[Data entries]
/---

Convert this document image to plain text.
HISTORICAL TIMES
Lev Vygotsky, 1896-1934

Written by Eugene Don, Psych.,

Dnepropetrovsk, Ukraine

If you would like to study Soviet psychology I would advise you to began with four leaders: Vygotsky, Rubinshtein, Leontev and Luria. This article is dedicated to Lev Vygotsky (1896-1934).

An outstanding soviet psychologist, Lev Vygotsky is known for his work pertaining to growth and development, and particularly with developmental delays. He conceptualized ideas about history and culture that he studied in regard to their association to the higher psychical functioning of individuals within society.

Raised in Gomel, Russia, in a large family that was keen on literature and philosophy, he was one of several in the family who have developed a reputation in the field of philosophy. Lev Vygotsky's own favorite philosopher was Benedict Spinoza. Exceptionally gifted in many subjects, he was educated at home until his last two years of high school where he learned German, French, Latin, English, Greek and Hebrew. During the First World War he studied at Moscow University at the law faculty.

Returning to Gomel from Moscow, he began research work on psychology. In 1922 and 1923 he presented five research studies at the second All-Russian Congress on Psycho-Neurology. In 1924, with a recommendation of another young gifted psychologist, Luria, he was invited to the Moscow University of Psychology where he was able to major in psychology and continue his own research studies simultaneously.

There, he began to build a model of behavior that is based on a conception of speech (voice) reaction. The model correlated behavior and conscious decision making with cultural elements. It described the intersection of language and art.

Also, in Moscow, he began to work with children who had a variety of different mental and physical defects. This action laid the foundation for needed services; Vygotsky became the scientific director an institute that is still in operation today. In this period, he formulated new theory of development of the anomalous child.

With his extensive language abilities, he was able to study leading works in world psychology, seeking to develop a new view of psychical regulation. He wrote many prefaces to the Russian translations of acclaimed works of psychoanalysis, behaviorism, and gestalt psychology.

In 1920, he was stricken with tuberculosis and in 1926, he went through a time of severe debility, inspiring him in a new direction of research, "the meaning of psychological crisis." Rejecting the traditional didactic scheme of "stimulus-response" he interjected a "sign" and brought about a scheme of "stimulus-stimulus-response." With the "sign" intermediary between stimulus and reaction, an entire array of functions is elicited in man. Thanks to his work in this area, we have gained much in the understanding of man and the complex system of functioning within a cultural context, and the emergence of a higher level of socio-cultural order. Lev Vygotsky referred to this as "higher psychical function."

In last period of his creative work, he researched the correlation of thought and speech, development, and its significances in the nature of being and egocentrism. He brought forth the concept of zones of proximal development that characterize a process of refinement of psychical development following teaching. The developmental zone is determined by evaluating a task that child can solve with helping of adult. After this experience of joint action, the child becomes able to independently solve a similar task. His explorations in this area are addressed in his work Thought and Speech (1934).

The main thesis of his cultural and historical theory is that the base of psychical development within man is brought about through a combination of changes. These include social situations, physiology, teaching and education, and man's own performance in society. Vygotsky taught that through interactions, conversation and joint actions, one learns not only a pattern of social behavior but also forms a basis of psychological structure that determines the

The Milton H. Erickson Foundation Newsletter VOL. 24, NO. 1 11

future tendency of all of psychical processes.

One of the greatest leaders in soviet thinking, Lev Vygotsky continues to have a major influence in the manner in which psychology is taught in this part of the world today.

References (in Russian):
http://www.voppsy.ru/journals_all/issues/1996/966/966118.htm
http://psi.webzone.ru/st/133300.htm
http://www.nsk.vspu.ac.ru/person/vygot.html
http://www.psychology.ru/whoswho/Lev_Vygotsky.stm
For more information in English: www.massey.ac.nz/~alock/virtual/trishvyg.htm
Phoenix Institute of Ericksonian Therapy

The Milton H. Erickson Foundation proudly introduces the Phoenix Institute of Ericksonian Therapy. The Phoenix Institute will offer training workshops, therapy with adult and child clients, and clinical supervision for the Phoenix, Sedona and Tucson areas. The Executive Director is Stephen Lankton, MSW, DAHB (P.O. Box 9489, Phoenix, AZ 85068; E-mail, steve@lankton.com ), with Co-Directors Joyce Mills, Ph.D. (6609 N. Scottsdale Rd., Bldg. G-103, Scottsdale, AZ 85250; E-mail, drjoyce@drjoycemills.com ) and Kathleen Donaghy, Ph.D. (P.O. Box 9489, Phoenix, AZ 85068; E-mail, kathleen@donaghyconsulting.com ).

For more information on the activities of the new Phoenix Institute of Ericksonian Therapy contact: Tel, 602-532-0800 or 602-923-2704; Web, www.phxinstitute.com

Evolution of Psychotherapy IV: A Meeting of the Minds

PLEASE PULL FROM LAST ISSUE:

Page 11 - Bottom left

\---

Give only the number of lines in the data that hold the word "taught".

**SOLUTION TO THE PROBLEM:** 2